## [Passage shown]

---+---

One snowy January
evening in 1910 about a hundred professors and advanced students of mathematics
from Harvard University gathered in a lecture hall in Cambridge, Massachusetts,
to listen to a speaker by the name of William James Sidis. He had never addressed
an audience before, and he was abashed and a little awkward at the start. His
listeners had to attend closely, for he spoke in a small voice that did not
carry well, and he punctuated his talk with nervous, shrill laughter. A thatch
of fair hair fell far over his forehead and keen blue eyes peered out from what
one of those present later described as a "pixie-like" face. The
speaker wore black velvet knickers. He was eleven years old.
As the boy warmed to his subject, his shyness melted and there fell upon his
listeners' ears the most remarkable words they had ever heard from the lips of
a child. William James Sidis had chosen for the subject of his lecture
"Four-Dimensional Bodies." Even in this selective group of erudite
gentlemen, there were those who were unable to follow all the processes of the
little boy's thought. To such laymen as were present, the fourth dimension, as
it was demonstrated that night, must indeed have perfectly fitted its
colloquial definition: "a speculative realm of incomprehensibly involved
relationships." When it was all over, the distinguished Professor Daniel
F. Comstock of Massachusetts Institute of Technology was moved to predict to
reporters, who had listened in profound bewilderment, that young Sidis would grow
up to be a great mathematician, a famous leader in the world of science.

---+---

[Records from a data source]
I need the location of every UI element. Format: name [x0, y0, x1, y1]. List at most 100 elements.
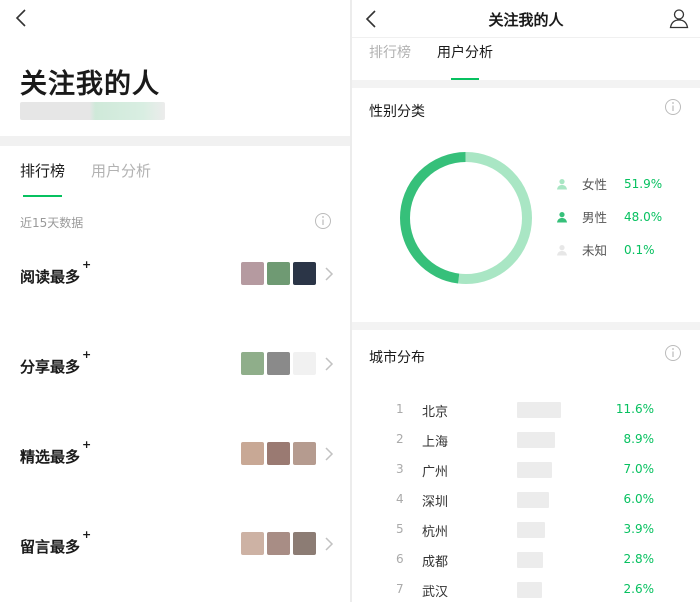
info-icon[interactable]: [664, 98, 682, 116]
avatar: [241, 532, 264, 555]
legend-label: 男性: [582, 210, 608, 225]
legend-percent: 48.0%: [624, 209, 663, 224]
city-list: 1 北京 11.6% 2 上海 8.9% 3 广州 7.0% 4 深圳 6.0% 5 杭州 3.9% 6 成都 2…: [352, 400, 700, 602]
page-title: 关注我的人: [20, 69, 160, 100]
tab-user-analysis[interactable]: 用户分析: [91, 160, 151, 197]
ranking-row[interactable]: 阅读最多 +: [0, 258, 350, 322]
chevron-right-icon[interactable]: [324, 446, 334, 462]
user-profile-icon[interactable]: [668, 7, 690, 29]
city-section-title: 城市分布: [369, 350, 425, 366]
city-name: 广州: [422, 465, 449, 480]
city-name: 武汉: [422, 585, 449, 600]
avatar: [241, 352, 264, 375]
city-percent: 2.8%: [623, 552, 655, 566]
city-rank: 5: [396, 522, 404, 536]
city-bar: [517, 522, 546, 538]
ranking-label: 阅读最多: [20, 268, 81, 286]
ranking-label: 精选最多: [20, 448, 81, 466]
person-icon: [557, 244, 567, 255]
gender-donut-chart: [400, 152, 532, 284]
blurred-account-name: [20, 102, 165, 120]
legend-item: 男性 48.0%: [556, 208, 662, 225]
section-divider: [352, 322, 700, 330]
header-title: 关注我的人: [488, 11, 564, 29]
nav-header: 关注我的人: [352, 0, 700, 38]
right-screen: 关注我的人 排行榜 用户分析 性别分类 女性 51.9% 男性 48.0% 未知 0.1%…: [352, 0, 700, 602]
gender-section-title: 性别分类: [369, 104, 425, 120]
info-icon[interactable]: [314, 212, 332, 230]
avatar-group: [241, 262, 316, 285]
tab-bar: 排行榜 用户分析: [369, 42, 493, 80]
city-row: 1 北京 11.6%: [352, 400, 700, 430]
city-row: 6 成都 2.8%: [352, 550, 700, 580]
city-bar: [517, 402, 561, 418]
left-screen: 关注我的人 排行榜 用户分析 近15天数据 阅读最多 + 分享最多 + 精选最多 + 留言最…: [0, 0, 350, 602]
plus-mark: +: [82, 528, 92, 541]
city-bar: [517, 582, 543, 598]
person-icon: [557, 178, 567, 189]
chevron-right-icon[interactable]: [324, 266, 334, 282]
city-row: 4 深圳 6.0%: [352, 490, 700, 520]
ranking-row[interactable]: 精选最多 +: [0, 438, 350, 502]
city-row: 7 武汉 2.6%: [352, 580, 700, 602]
avatar: [293, 262, 316, 285]
city-percent: 7.0%: [623, 462, 655, 476]
city-bar: [517, 492, 550, 508]
plus-mark: +: [82, 258, 92, 271]
ranking-row[interactable]: 留言最多 +: [0, 528, 350, 592]
avatar: [241, 262, 264, 285]
info-icon[interactable]: [664, 344, 682, 362]
plus-mark: +: [82, 438, 92, 451]
avatar: [267, 442, 290, 465]
avatar: [293, 352, 316, 375]
city-percent: 3.9%: [623, 522, 655, 536]
section-divider: [0, 136, 350, 146]
city-name: 深圳: [422, 495, 449, 510]
city-percent: 6.0%: [623, 492, 655, 506]
avatar-group: [241, 352, 316, 375]
chevron-right-icon[interactable]: [324, 536, 334, 552]
city-name: 成都: [422, 555, 449, 570]
city-percent: 8.9%: [623, 432, 655, 446]
city-percent: 2.6%: [623, 582, 655, 596]
legend-label: 未知: [582, 243, 608, 258]
city-bar: [517, 432, 556, 448]
avatar: [293, 532, 316, 555]
ranking-label: 留言最多: [20, 538, 81, 556]
tab-ranking[interactable]: 排行榜: [20, 160, 65, 197]
period-note: 近15天数据: [20, 216, 84, 230]
city-bar: [517, 462, 552, 478]
city-name: 上海: [422, 435, 449, 450]
person-icon: [557, 211, 567, 222]
city-name: 北京: [422, 405, 449, 420]
avatar: [267, 352, 290, 375]
section-divider: [352, 80, 700, 88]
city-row: 2 上海 8.9%: [352, 430, 700, 460]
city-rank: 2: [396, 432, 404, 446]
city-bar: [517, 552, 543, 568]
legend-item: 女性 51.9%: [556, 175, 662, 192]
city-rank: 4: [396, 492, 404, 506]
plus-mark: +: [82, 348, 92, 361]
city-rank: 7: [396, 582, 404, 596]
avatar: [241, 442, 264, 465]
tab-user-analysis[interactable]: 用户分析: [437, 42, 493, 80]
avatar-group: [241, 442, 316, 465]
gender-legend: 女性 51.9% 男性 48.0% 未知 0.1%: [556, 175, 662, 274]
avatar: [267, 532, 290, 555]
legend-percent: 51.9%: [624, 176, 663, 191]
avatar-group: [241, 532, 316, 555]
back-arrow-icon[interactable]: [10, 6, 34, 30]
avatar: [293, 442, 316, 465]
legend-item: 未知 0.1%: [556, 241, 662, 258]
legend-label: 女性: [582, 177, 608, 192]
tab-ranking[interactable]: 排行榜: [369, 42, 411, 80]
city-name: 杭州: [422, 525, 449, 540]
city-rank: 6: [396, 552, 404, 566]
city-row: 3 广州 7.0%: [352, 460, 700, 490]
city-rank: 1: [396, 402, 404, 416]
city-rank: 3: [396, 462, 404, 476]
ranking-row[interactable]: 分享最多 +: [0, 348, 350, 412]
chevron-right-icon[interactable]: [324, 356, 334, 372]
tab-bar: 排行榜 用户分析: [20, 160, 151, 197]
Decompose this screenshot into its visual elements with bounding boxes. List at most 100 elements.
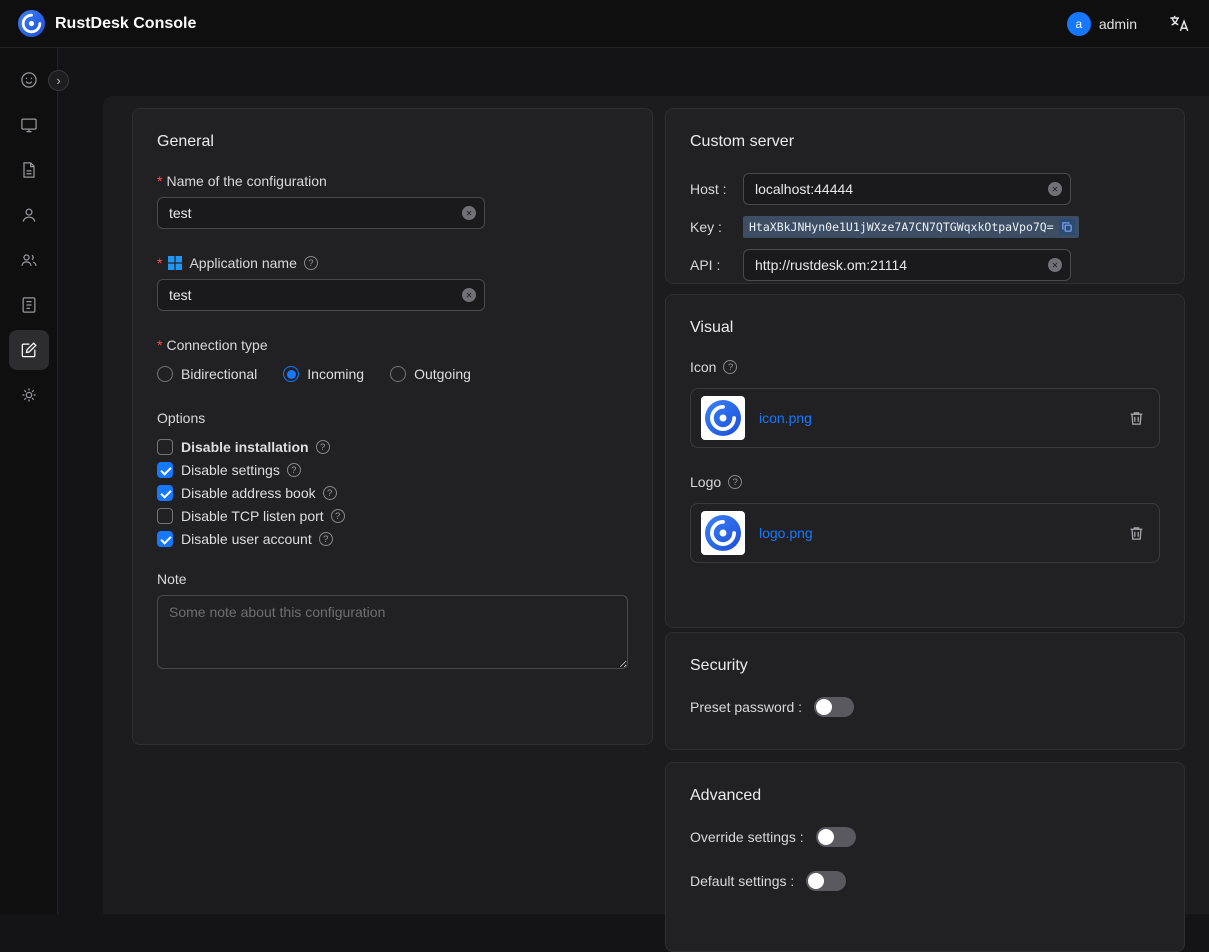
checkbox-label: Disable TCP listen port (181, 508, 324, 524)
icon-file-link[interactable]: icon.png (759, 410, 812, 426)
checkbox[interactable] (157, 485, 173, 501)
app-name-label: * Application name ? (157, 255, 628, 271)
api-field-wrap: ✕ (743, 249, 1071, 281)
required-marker: * (157, 337, 162, 353)
groups-icon (19, 250, 39, 270)
help-icon[interactable]: ? (723, 360, 737, 374)
connection-type-radio-group: Bidirectional Incoming Outgoing (157, 366, 628, 382)
option-disable-address-book: Disable address book ? (157, 485, 628, 501)
required-marker: * (157, 255, 162, 271)
radio-circle[interactable] (390, 366, 406, 382)
sidebar-item-users[interactable] (9, 195, 49, 235)
sidebar-item-settings[interactable] (9, 375, 49, 415)
rustdesk-logo-icon (705, 400, 741, 436)
checkbox[interactable] (157, 531, 173, 547)
settings-icon (19, 385, 39, 405)
preset-password-toggle[interactable] (814, 697, 854, 717)
help-icon[interactable]: ? (323, 486, 337, 500)
config-name-field-wrap: ✕ (157, 197, 485, 229)
general-card-title: General (157, 133, 628, 151)
help-icon[interactable]: ? (287, 463, 301, 477)
option-disable-tcp-listen-port: Disable TCP listen port ? (157, 508, 628, 524)
help-icon[interactable]: ? (331, 509, 345, 523)
host-field-wrap: ✕ (743, 173, 1071, 205)
windows-icon (168, 256, 182, 270)
connection-type-label: * Connection type (157, 337, 628, 353)
host-label: Host : (690, 181, 743, 197)
sidebar (0, 48, 58, 914)
rustdesk-logo-icon (18, 10, 45, 37)
option-disable-settings: Disable settings ? (157, 462, 628, 478)
radio-circle[interactable] (157, 366, 173, 382)
logo-label: Logo ? (690, 474, 1160, 490)
icon-file-thumbnail (701, 396, 745, 440)
app-title: RustDesk Console (55, 15, 196, 33)
checkbox-label: Disable installation (181, 439, 309, 455)
host-row: Host : ✕ (690, 173, 1160, 205)
copy-icon (1061, 221, 1073, 233)
clear-icon[interactable]: ✕ (462, 288, 476, 302)
api-label: API : (690, 257, 743, 273)
sidebar-item-custom-clients[interactable] (9, 330, 49, 370)
radio-circle[interactable] (283, 366, 299, 382)
security-card-title: Security (690, 657, 1160, 675)
preset-password-row: Preset password : (690, 697, 1160, 717)
config-name-input[interactable] (157, 197, 485, 229)
required-marker: * (157, 173, 162, 189)
sidebar-item-status[interactable] (9, 60, 49, 100)
app-name-input[interactable] (157, 279, 485, 311)
help-icon[interactable]: ? (316, 440, 330, 454)
override-settings-toggle[interactable] (816, 827, 856, 847)
options-label: Options (157, 410, 628, 426)
sidebar-item-audit-log[interactable] (9, 285, 49, 325)
radio-label: Bidirectional (181, 366, 257, 382)
delete-logo-file-button[interactable] (1128, 525, 1145, 542)
radio-outgoing[interactable]: Outgoing (390, 366, 471, 382)
clear-icon[interactable]: ✕ (1048, 182, 1062, 196)
option-disable-installation: Disable installation ? (157, 439, 628, 455)
copy-button[interactable] (1059, 219, 1075, 235)
logo-file-box: logo.png (690, 503, 1160, 563)
translate-icon (1168, 13, 1190, 35)
help-icon[interactable]: ? (319, 532, 333, 546)
default-settings-row: Default settings : (690, 871, 1160, 891)
advanced-card: Advanced Override settings : Default set… (665, 762, 1185, 952)
clear-icon[interactable]: ✕ (1048, 258, 1062, 272)
checkbox[interactable] (157, 462, 173, 478)
api-input[interactable] (743, 249, 1071, 281)
user-avatar[interactable]: a (1067, 12, 1091, 36)
radio-bidirectional[interactable]: Bidirectional (157, 366, 257, 382)
help-icon[interactable]: ? (728, 475, 742, 489)
note-textarea[interactable] (157, 595, 628, 669)
radio-incoming[interactable]: Incoming (283, 366, 364, 382)
host-input[interactable] (743, 173, 1071, 205)
checkbox[interactable] (157, 508, 173, 524)
delete-icon-file-button[interactable] (1128, 410, 1145, 427)
checkbox[interactable] (157, 439, 173, 455)
sidebar-expand-button[interactable]: › (48, 70, 69, 91)
language-switch-button[interactable] (1167, 12, 1191, 36)
user-name[interactable]: admin (1099, 16, 1137, 32)
sidebar-item-groups[interactable] (9, 240, 49, 280)
help-icon[interactable]: ? (304, 256, 318, 270)
radio-label: Outgoing (414, 366, 471, 382)
option-disable-user-account: Disable user account ? (157, 531, 628, 547)
preset-password-label: Preset password : (690, 699, 802, 715)
key-label: Key : (690, 219, 743, 235)
header: RustDesk Console a admin (0, 0, 1209, 48)
default-settings-label: Default settings : (690, 873, 794, 889)
rustdesk-logo-icon (705, 515, 741, 551)
key-row: Key : HtaXBkJNHyn0e1U1jWXze7A7CN7QTGWqxk… (690, 216, 1160, 238)
custom-server-card: Custom server Host : ✕ Key : HtaXBkJNHyn… (665, 108, 1185, 284)
logo-file-link[interactable]: logo.png (759, 525, 813, 541)
radio-label: Incoming (307, 366, 364, 382)
checkbox-label: Disable address book (181, 485, 316, 501)
chevron-right-icon: › (56, 74, 60, 87)
default-settings-toggle[interactable] (806, 871, 846, 891)
sidebar-item-documents[interactable] (9, 150, 49, 190)
sidebar-item-devices[interactable] (9, 105, 49, 145)
devices-icon (19, 115, 39, 135)
clear-icon[interactable]: ✕ (462, 206, 476, 220)
status-icon (19, 70, 39, 90)
logo-file-thumbnail (701, 511, 745, 555)
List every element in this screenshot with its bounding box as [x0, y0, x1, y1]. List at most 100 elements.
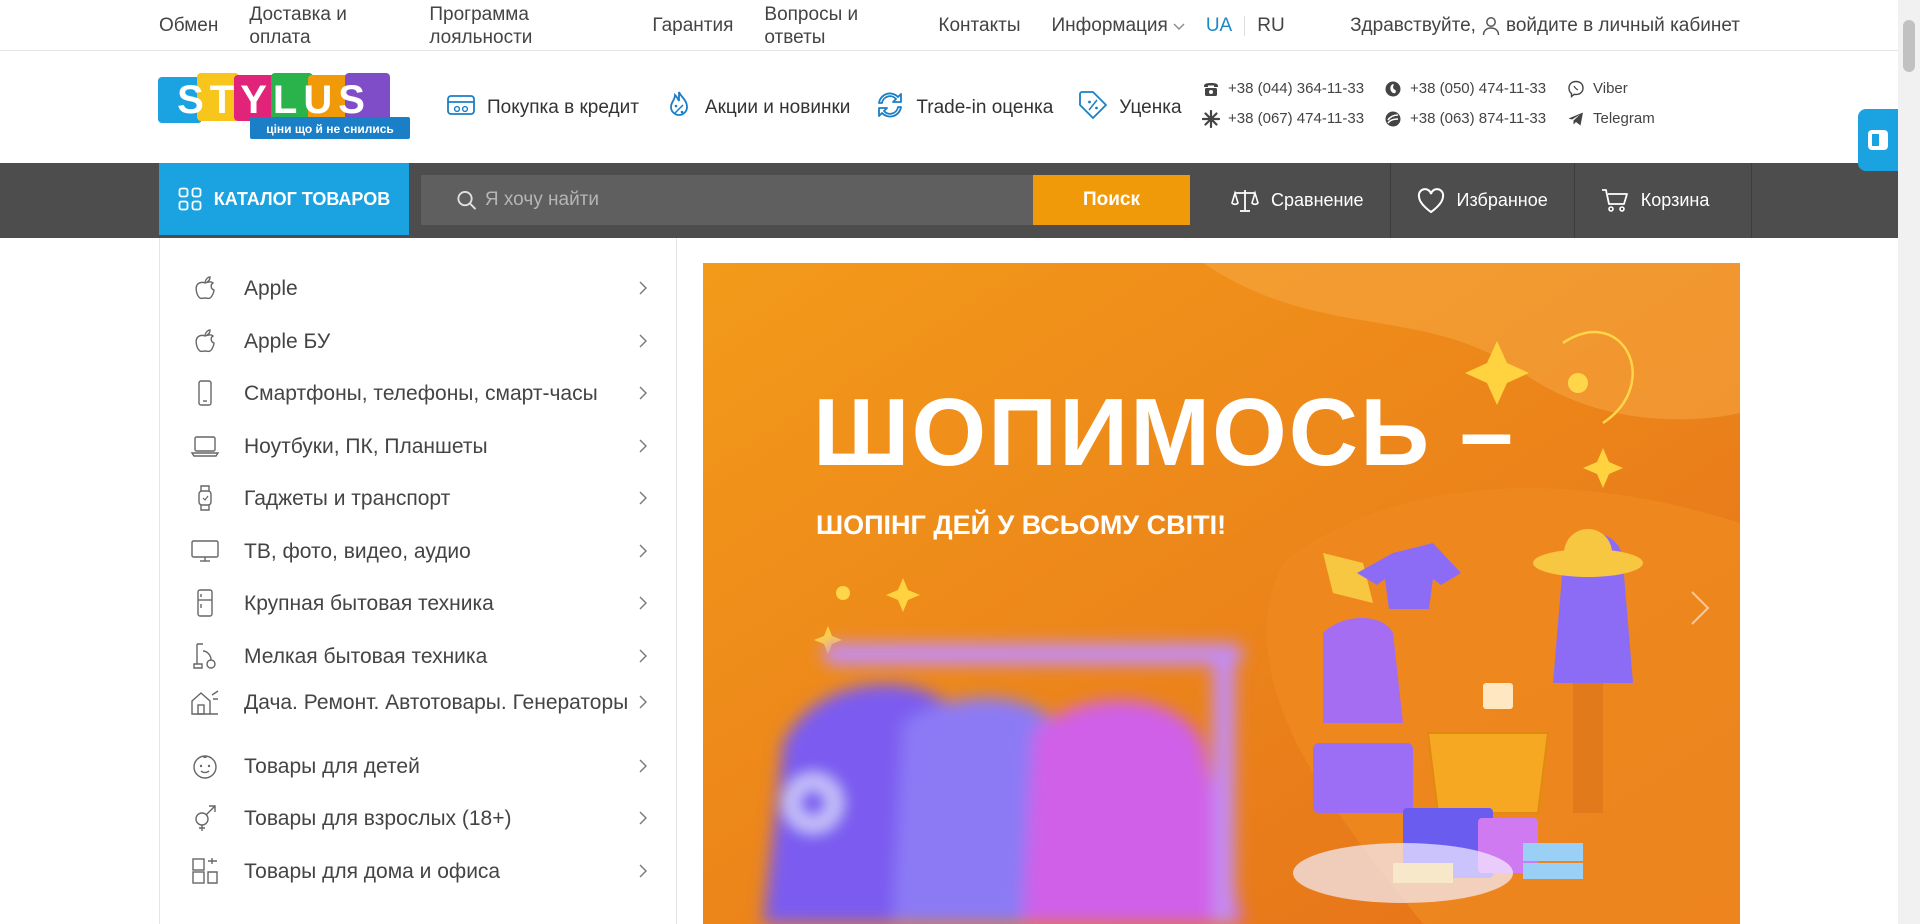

---+---

## [Work instructions]
1. In the passage about William James Sidis, what subject did he choose for his lecture?
2. In the listing, rename "info-icon" to "help-icon" and write out everything from the line containing "info-icon[interactable]: [664, 98, 682, 116]" down to the line containing "tab-user-analysis[interactable]: 用户分析: [91, 160, 151, 197]", changing nothing else.

## [Exercise results]
1. "Four-Dimensional Bodies."

2.
help-icon[interactable]: [664, 98, 682, 116]
avatar: [241, 532, 264, 555]
legend-label: 男性: [582, 210, 608, 225]
legend-percent: 48.0%: [624, 209, 663, 224]
city-list: 1 北京 11.6% 2 上海 8.9% 3 广州 7.0% 4 深圳 6.0% 5 杭州 3.9% 6 成都 2…: [352, 400, 700, 602]
page-title: 关注我的人: [20, 69, 160, 100]
tab-user-analysis[interactable]: 用户分析: [91, 160, 151, 197]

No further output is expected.